-- Start Supplied records --

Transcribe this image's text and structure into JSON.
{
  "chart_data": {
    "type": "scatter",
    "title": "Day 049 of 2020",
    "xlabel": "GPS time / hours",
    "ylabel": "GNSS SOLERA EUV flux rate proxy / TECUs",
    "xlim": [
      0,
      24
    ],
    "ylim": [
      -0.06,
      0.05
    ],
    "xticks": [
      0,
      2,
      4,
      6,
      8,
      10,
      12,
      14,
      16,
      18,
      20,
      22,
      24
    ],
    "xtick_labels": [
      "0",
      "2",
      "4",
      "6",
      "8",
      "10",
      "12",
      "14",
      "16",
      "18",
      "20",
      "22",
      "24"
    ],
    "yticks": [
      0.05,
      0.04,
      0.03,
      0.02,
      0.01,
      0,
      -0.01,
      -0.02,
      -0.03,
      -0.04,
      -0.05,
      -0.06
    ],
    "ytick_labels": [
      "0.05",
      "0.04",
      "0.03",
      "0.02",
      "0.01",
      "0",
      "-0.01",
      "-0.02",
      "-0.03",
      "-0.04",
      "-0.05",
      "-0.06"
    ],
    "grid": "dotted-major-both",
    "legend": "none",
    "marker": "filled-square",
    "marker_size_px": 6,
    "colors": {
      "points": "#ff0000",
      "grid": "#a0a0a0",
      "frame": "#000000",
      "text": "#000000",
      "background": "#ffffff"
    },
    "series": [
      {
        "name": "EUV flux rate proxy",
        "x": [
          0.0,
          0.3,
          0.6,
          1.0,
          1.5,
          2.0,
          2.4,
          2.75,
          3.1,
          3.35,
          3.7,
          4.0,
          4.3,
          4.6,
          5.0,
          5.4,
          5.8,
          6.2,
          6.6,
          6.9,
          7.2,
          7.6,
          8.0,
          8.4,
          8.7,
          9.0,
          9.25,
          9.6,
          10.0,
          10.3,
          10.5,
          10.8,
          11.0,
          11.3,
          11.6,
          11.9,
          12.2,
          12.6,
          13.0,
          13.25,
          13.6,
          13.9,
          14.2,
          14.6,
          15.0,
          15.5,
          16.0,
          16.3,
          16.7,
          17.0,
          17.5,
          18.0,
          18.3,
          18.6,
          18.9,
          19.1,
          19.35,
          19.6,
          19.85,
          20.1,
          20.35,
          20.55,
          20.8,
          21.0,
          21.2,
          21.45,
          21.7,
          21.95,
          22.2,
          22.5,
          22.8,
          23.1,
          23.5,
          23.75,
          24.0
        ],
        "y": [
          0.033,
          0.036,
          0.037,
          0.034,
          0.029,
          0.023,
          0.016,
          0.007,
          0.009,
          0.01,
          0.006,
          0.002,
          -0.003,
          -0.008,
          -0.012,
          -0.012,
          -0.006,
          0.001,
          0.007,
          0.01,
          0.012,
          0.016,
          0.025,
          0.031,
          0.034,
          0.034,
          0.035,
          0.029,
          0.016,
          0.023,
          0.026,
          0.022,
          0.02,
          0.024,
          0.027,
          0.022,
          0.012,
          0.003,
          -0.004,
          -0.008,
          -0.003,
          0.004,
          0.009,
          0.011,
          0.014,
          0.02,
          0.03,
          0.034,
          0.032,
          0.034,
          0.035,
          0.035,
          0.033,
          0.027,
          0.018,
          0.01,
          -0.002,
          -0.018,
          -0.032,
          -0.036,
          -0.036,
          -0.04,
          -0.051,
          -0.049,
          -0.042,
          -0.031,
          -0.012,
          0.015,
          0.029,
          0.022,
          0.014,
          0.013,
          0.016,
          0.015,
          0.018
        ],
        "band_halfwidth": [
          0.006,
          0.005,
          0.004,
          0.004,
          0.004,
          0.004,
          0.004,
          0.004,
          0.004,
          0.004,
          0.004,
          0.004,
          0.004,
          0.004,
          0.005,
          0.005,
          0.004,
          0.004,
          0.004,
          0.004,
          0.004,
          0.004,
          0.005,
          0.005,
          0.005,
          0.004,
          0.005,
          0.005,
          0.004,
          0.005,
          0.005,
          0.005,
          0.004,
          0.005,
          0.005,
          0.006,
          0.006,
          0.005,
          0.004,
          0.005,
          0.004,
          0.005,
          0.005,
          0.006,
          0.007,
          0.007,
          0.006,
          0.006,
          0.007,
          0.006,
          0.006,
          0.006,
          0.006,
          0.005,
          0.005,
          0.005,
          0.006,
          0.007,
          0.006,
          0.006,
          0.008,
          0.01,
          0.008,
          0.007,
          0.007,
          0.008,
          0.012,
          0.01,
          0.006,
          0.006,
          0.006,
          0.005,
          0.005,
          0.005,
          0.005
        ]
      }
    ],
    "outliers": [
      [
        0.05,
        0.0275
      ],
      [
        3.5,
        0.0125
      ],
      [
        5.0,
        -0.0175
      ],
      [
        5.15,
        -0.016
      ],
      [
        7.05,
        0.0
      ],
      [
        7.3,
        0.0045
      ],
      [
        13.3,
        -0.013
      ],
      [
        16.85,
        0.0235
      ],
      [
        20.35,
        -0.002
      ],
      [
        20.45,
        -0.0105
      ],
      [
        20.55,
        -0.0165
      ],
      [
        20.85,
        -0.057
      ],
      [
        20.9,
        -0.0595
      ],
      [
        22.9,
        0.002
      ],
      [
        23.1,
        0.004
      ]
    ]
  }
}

-- End Supplied records --

## Problem statement:
Pick out the lines that have the word "proxy". Copy them all.

## Correct output:
    "ylabel": "GNSS SOLERA EUV flux rate proxy / TECUs",
        "name": "EUV flux rate proxy",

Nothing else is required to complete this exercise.